[Records from a data source]
______________________________

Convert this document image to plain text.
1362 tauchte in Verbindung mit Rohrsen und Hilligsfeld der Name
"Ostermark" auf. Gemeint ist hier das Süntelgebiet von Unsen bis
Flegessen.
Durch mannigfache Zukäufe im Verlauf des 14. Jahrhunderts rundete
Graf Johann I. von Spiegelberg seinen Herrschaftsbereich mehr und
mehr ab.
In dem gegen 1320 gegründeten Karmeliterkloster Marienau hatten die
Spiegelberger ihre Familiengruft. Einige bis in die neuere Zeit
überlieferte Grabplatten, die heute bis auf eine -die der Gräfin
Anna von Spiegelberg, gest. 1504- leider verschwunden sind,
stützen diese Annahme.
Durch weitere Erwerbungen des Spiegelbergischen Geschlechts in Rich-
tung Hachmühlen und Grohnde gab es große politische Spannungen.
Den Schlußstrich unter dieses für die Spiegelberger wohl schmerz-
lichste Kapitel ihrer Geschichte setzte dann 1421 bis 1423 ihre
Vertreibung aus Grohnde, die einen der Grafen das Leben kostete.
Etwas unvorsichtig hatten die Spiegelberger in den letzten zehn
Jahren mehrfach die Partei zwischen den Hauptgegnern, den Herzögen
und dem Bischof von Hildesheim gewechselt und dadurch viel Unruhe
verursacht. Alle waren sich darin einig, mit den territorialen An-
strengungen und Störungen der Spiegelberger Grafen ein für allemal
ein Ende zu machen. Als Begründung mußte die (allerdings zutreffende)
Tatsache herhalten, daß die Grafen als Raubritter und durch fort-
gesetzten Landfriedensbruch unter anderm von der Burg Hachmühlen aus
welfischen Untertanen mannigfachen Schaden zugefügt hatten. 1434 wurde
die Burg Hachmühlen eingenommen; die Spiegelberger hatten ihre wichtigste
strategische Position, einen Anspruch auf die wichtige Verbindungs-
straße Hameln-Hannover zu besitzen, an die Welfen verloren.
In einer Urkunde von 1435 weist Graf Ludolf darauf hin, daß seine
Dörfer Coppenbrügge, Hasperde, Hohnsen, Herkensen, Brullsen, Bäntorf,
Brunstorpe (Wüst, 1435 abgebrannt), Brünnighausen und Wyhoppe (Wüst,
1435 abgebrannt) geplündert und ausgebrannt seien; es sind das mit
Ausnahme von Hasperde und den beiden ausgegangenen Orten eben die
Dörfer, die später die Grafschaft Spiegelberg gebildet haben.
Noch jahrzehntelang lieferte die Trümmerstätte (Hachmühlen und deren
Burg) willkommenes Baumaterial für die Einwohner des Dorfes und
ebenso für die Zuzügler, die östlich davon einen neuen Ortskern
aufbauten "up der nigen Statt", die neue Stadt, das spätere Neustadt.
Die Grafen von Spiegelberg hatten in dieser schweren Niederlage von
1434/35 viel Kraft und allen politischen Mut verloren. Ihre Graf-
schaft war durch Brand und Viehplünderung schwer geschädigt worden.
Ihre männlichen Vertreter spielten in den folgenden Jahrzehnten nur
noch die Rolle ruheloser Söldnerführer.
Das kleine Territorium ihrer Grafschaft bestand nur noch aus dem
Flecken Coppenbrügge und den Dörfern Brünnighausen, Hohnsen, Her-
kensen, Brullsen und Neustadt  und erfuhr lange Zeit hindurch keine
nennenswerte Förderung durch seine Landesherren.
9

______________________________

Every record above needs to be returned in full, exactly.

Convert this document image to plain text.
1362 tauchte in Verbindung mit Rohrsen und Hilligsfeld der Name
"Ostermark" auf. Gemeint ist hier das Süntelgebiet von Unsen bis
Flegessen.
Durch mannigfache Zukäufe im Verlauf des 14. Jahrhunderts rundete
Graf Johann I. von Spiegelberg seinen Herrschaftsbereich mehr und
mehr ab.
In dem gegen 1320 gegründeten Karmeliterkloster Marienau hatten die
Spiegelberger ihre Familiengruft. Einige bis in die neuere Zeit
überlieferte Grabplatten, die heute bis auf eine -die der Gräfin
Anna von Spiegelberg, gest. 1504- leider verschwunden sind,
stützen diese Annahme.
Durch weitere Erwerbungen des Spiegelbergischen Geschlechts in Rich-
tung Hachmühlen und Grohnde gab es große politische Spannungen.
Den Schlußstrich unter dieses für die Spiegelberger wohl schmerz-
lichste Kapitel ihrer Geschichte setzte dann 1421 bis 1423 ihre
Vertreibung aus Grohnde, die einen der Grafen das Leben kostete.
Etwas unvorsichtig hatten die Spiegelberger in den letzten zehn
Jahren mehrfach die Partei zwischen den Hauptgegnern, den Herzögen
und dem Bischof von Hildesheim gewechselt und dadurch viel Unruhe
verursacht. Alle waren sich darin einig, mit den territorialen An-
strengungen und Störungen der Spiegelberger Grafen ein für allemal
ein Ende zu machen. Als Begründung mußte die (allerdings zutreffende)
Tatsache herhalten, daß die Grafen als Raubritter und durch fort-
gesetzten Landfriedensbruch unter anderm von der Burg Hachmühlen aus
welfischen Untertanen mannigfachen Schaden zugefügt hatten. 1434 wurde
die Burg Hachmühlen eingenommen; die Spiegelberger hatten ihre wichtigste
strategische Position, einen Anspruch auf die wichtige Verbindungs-
straße Hameln-Hannover zu besitzen, an die Welfen verloren.
In einer Urkunde von 1435 weist Graf Ludolf darauf hin, daß seine
Dörfer Coppenbrügge, Hasperde, Hohnsen, Herkensen, Brullsen, Bäntorf,
Brunstorpe (Wüst, 1435 abgebrannt), Brünnighausen und Wyhoppe (Wüst,
1435 abgebrannt) geplündert und ausgebrannt seien; es sind das mit
Ausnahme von Hasperde und den beiden ausgegangenen Orten eben die
Dörfer, die später die Grafschaft Spiegelberg gebildet haben.
Noch jahrzehntelang lieferte die Trümmerstätte (Hachmühlen und deren
Burg) willkommenes Baumaterial für die Einwohner des Dorfes und
ebenso für die Zuzügler, die östlich davon einen neuen Ortskern
aufbauten "up der nigen Statt", die neue Stadt, das spätere Neustadt.
Die Grafen von Spiegelberg hatten in dieser schweren Niederlage von
1434/35 viel Kraft und allen politischen Mut verloren. Ihre Graf-
schaft war durch Brand und Viehplünderung schwer geschädigt worden.
Ihre männlichen Vertreter spielten in den folgenden Jahrzehnten nur
noch die Rolle ruheloser Söldnerführer.
Das kleine Territorium ihrer Grafschaft bestand nur noch aus dem
Flecken Coppenbrügge und den Dörfern Brünnighausen, Hohnsen, Her-
kensen, Brullsen und Neustadt  und erfuhr lange Zeit hindurch keine
nennenswerte Förderung durch seine Landesherren.
9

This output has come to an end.